* [What to produce]:
Without the pictures, set down every line of the data exactly.

--- Begin Records shown ---

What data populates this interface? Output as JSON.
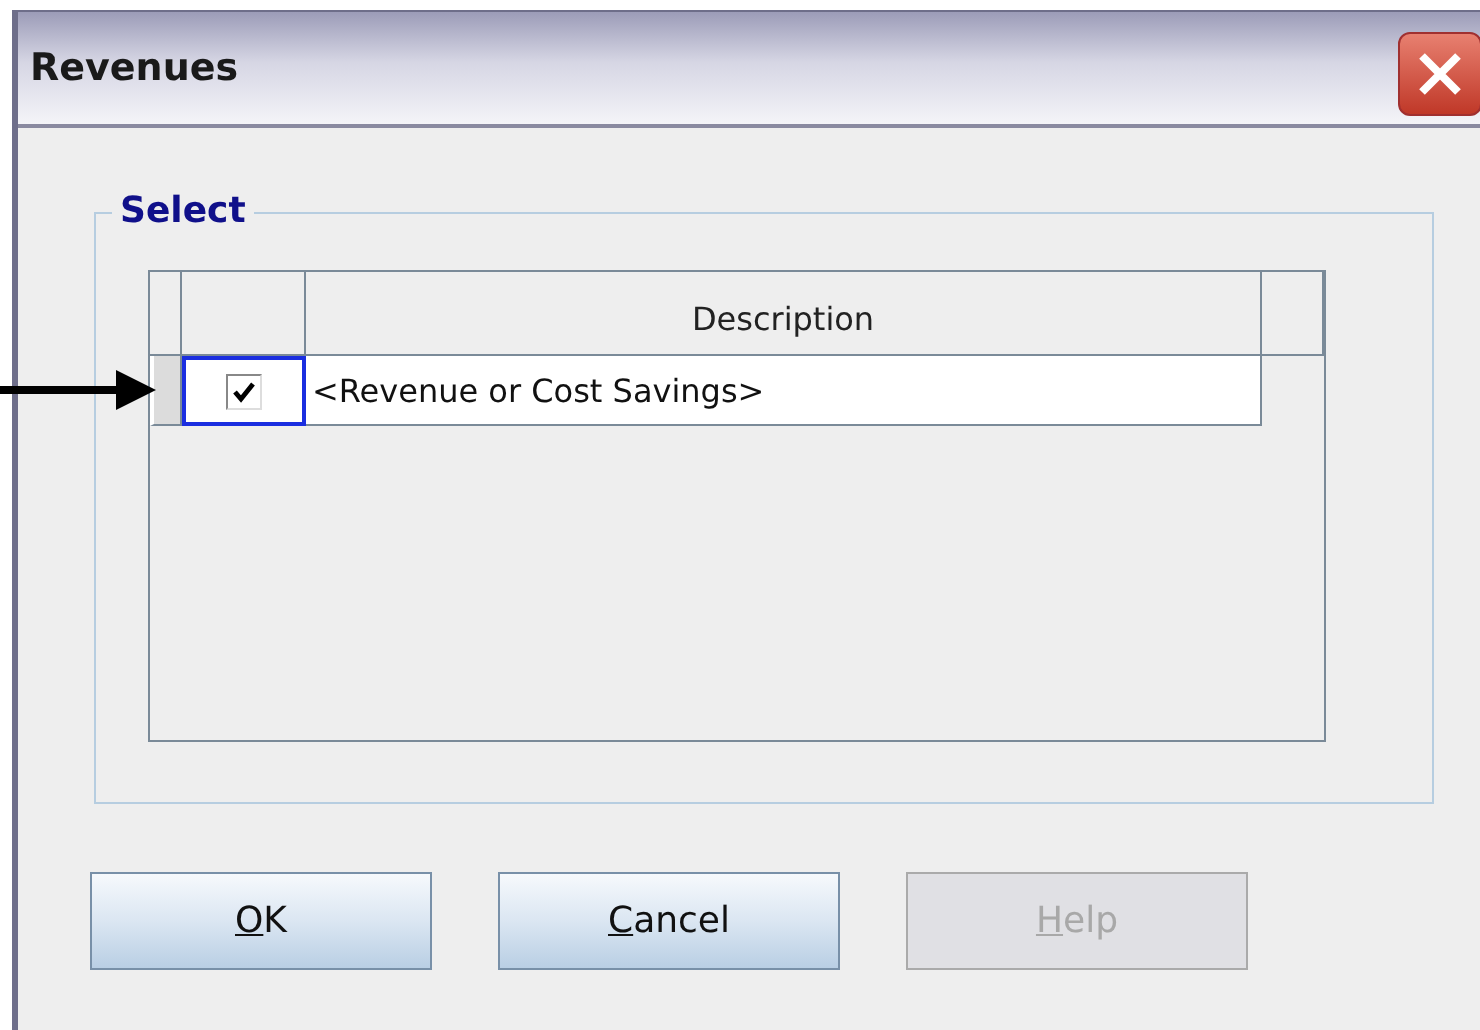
{
  "window": {
    "title": "Revenues"
  },
  "group": {
    "title": "Select"
  },
  "table": {
    "columns": [
      "Description"
    ],
    "rows": [
      {
        "checked": true,
        "selected": true,
        "description": "<Revenue or Cost Savings>"
      }
    ]
  },
  "buttons": [
    {
      "mnemonic": "O",
      "rest": "K",
      "disabled": false
    },
    {
      "mnemonic": "C",
      "rest": "ancel",
      "disabled": false
    },
    {
      "mnemonic": "H",
      "rest": "elp",
      "disabled": true
    }
  ]
}
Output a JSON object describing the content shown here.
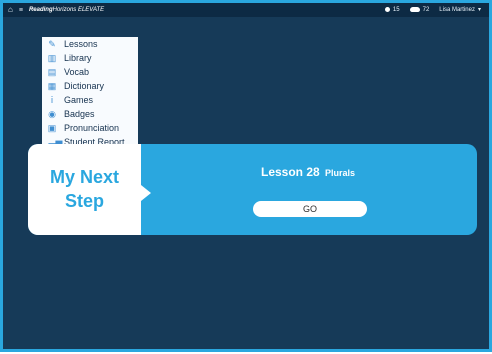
{
  "topbar": {
    "brand_bold": "Reading",
    "brand_regular": "Horizons ELEVATE",
    "stars": "15",
    "coins": "72",
    "user": "Lisa Martinez"
  },
  "menu": {
    "items": [
      {
        "label": "Lessons",
        "icon": "pencil-icon"
      },
      {
        "label": "Library",
        "icon": "library-icon"
      },
      {
        "label": "Vocab",
        "icon": "vocab-icon"
      },
      {
        "label": "Dictionary",
        "icon": "dictionary-icon"
      },
      {
        "label": "Games",
        "icon": "games-icon"
      },
      {
        "label": "Badges",
        "icon": "badge-icon"
      },
      {
        "label": "Pronunciation",
        "icon": "pronunciation-icon"
      },
      {
        "label": "Student Report",
        "icon": "report-icon"
      }
    ]
  },
  "next_step": {
    "line1": "My Next",
    "line2": "Step"
  },
  "lesson": {
    "title": "Lesson 28",
    "subtitle": "Plurals",
    "button": "GO"
  },
  "colors": {
    "accent": "#2aa7df",
    "background": "#163a58",
    "topbar": "#0d2a44"
  }
}
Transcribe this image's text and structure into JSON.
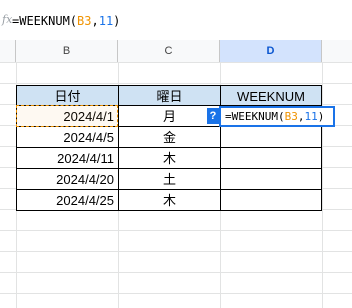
{
  "formula_bar": {
    "fx_glyph": "fx",
    "prefix": "=WEEKNUM(",
    "ref": "B3",
    "sep": ",",
    "num": "11",
    "suffix": ")"
  },
  "columns": [
    {
      "label": "B",
      "selected": false
    },
    {
      "label": "C",
      "selected": false
    },
    {
      "label": "D",
      "selected": true
    }
  ],
  "table": {
    "headers": [
      "日付",
      "曜日",
      "WEEKNUM"
    ],
    "rows": [
      {
        "date": "2024/4/1",
        "day": "月"
      },
      {
        "date": "2024/4/5",
        "day": "金"
      },
      {
        "date": "2024/4/11",
        "day": "木"
      },
      {
        "date": "2024/4/20",
        "day": "土"
      },
      {
        "date": "2024/4/25",
        "day": "木"
      }
    ]
  },
  "editor": {
    "help_icon": "?",
    "prefix": "=WEEKNUM(",
    "ref": "B3",
    "sep": ",",
    "num": "11",
    "suffix": ")"
  },
  "colors": {
    "reference": "#f09300",
    "accent": "#1a73e8",
    "header_fill": "#cfe2f3"
  }
}
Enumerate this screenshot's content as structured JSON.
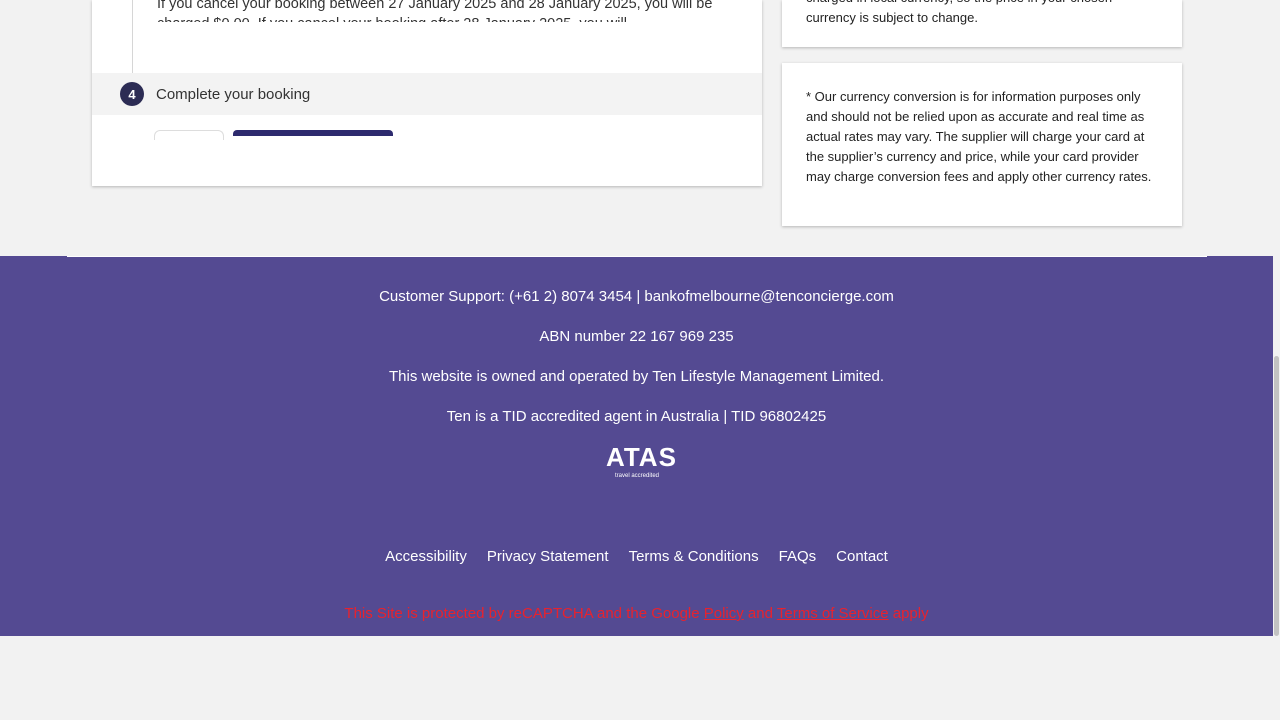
{
  "booking": {
    "cancellation_text": "If you cancel your booking between 27 January 2025 and 28 January 2025, you will be charged $0.00. If you cancel your booking after 28 January 2025, you will",
    "step_number": "4",
    "step_title": "Complete your booking"
  },
  "sidebar": {
    "currency_note": "charged in local currency, so the price in your chosen currency is subject to change.",
    "disclaimer": "* Our currency conversion is for information purposes only and should not be relied upon as accurate and real time as actual rates may vary. The supplier will charge your card at the supplier’s currency and price, while your card provider may charge conversion fees and apply other currency rates."
  },
  "footer": {
    "support": "Customer Support: (+61 2) 8074 3454 | bankofmelbourne@tenconcierge.com",
    "abn": "ABN number 22 167 969 235",
    "ownership": "This website is owned and operated by Ten Lifestyle Management Limited.",
    "tid": "Ten is a TID accredited agent in Australia | TID 96802425",
    "logo": {
      "mark": "ATAS",
      "subtitle": "travel accredited"
    },
    "links": [
      "Accessibility",
      "Privacy Statement",
      "Terms & Conditions",
      "FAQs",
      "Contact"
    ],
    "recaptcha": {
      "prefix": "This Site is protected by reCAPTCHA and the Google ",
      "policy": "Policy",
      "and": " and ",
      "terms": "Terms of Service",
      "suffix": " apply"
    }
  },
  "colors": {
    "footer_bg": "#544a92",
    "accent_dark": "#2d2a6e",
    "recaptcha_red": "#e8222e"
  }
}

--- End Records shown ---

* [In response]:
What data populates this interface? Output as JSON.
{
  "window": {
    "title": "Revenues"
  },
  "group": {
    "title": "Select"
  },
  "table": {
    "columns": [
      "Description"
    ],
    "rows": [
      {
        "checked": true,
        "selected": true,
        "description": "<Revenue or Cost Savings>"
      }
    ]
  },
  "buttons": [
    {
      "mnemonic": "O",
      "rest": "K",
      "disabled": false
    },
    {
      "mnemonic": "C",
      "rest": "ancel",
      "disabled": false
    },
    {
      "mnemonic": "H",
      "rest": "elp",
      "disabled": true
    }
  ]
}
Output a JSON object describing the content shown here.
{
  "topbar": {
    "brand_bold": "Reading",
    "brand_regular": "Horizons ELEVATE",
    "stars": "15",
    "coins": "72",
    "user": "Lisa Martinez"
  },
  "menu": {
    "items": [
      {
        "label": "Lessons",
        "icon": "pencil-icon"
      },
      {
        "label": "Library",
        "icon": "library-icon"
      },
      {
        "label": "Vocab",
        "icon": "vocab-icon"
      },
      {
        "label": "Dictionary",
        "icon": "dictionary-icon"
      },
      {
        "label": "Games",
        "icon": "games-icon"
      },
      {
        "label": "Badges",
        "icon": "badge-icon"
      },
      {
        "label": "Pronunciation",
        "icon": "pronunciation-icon"
      },
      {
        "label": "Student Report",
        "icon": "report-icon"
      }
    ]
  },
  "next_step": {
    "line1": "My Next",
    "line2": "Step"
  },
  "lesson": {
    "title": "Lesson 28",
    "subtitle": "Plurals",
    "button": "GO"
  },
  "colors": {
    "accent": "#2aa7df",
    "background": "#163a58",
    "topbar": "#0d2a44"
  }
}
Transcribe this image's text and structure into JSON.
{
  "formula_bar": {
    "fx_glyph": "fx",
    "prefix": "=WEEKNUM(",
    "ref": "B3",
    "sep": ",",
    "num": "11",
    "suffix": ")"
  },
  "columns": [
    {
      "label": "B",
      "selected": false
    },
    {
      "label": "C",
      "selected": false
    },
    {
      "label": "D",
      "selected": true
    }
  ],
  "table": {
    "headers": [
      "日付",
      "曜日",
      "WEEKNUM"
    ],
    "rows": [
      {
        "date": "2024/4/1",
        "day": "月"
      },
      {
        "date": "2024/4/5",
        "day": "金"
      },
      {
        "date": "2024/4/11",
        "day": "木"
      },
      {
        "date": "2024/4/20",
        "day": "土"
      },
      {
        "date": "2024/4/25",
        "day": "木"
      }
    ]
  },
  "editor": {
    "help_icon": "?",
    "prefix": "=WEEKNUM(",
    "ref": "B3",
    "sep": ",",
    "num": "11",
    "suffix": ")"
  },
  "colors": {
    "reference": "#f09300",
    "accent": "#1a73e8",
    "header_fill": "#cfe2f3"
  }
}
Enumerate this screenshot's content as structured JSON.
{
  "booking": {
    "cancellation_text": "If you cancel your booking between 27 January 2025 and 28 January 2025, you will be charged $0.00. If you cancel your booking after 28 January 2025, you will",
    "step_number": "4",
    "step_title": "Complete your booking"
  },
  "sidebar": {
    "currency_note": "charged in local currency, so the price in your chosen currency is subject to change.",
    "disclaimer": "* Our currency conversion is for information purposes only and should not be relied upon as accurate and real time as actual rates may vary. The supplier will charge your card at the supplier’s currency and price, while your card provider may charge conversion fees and apply other currency rates."
  },
  "footer": {
    "support": "Customer Support: (+61 2) 8074 3454 | bankofmelbourne@tenconcierge.com",
    "abn": "ABN number 22 167 969 235",
    "ownership": "This website is owned and operated by Ten Lifestyle Management Limited.",
    "tid": "Ten is a TID accredited agent in Australia | TID 96802425",
    "logo": {
      "mark": "ATAS",
      "subtitle": "travel accredited"
    },
    "links": [
      "Accessibility",
      "Privacy Statement",
      "Terms & Conditions",
      "FAQs",
      "Contact"
    ],
    "recaptcha": {
      "prefix": "This Site is protected by reCAPTCHA and the Google ",
      "policy": "Policy",
      "and": " and ",
      "terms": "Terms of Service",
      "suffix": " apply"
    }
  },
  "colors": {
    "footer_bg": "#544a92",
    "accent_dark": "#2d2a6e",
    "recaptcha_red": "#e8222e"
  }
}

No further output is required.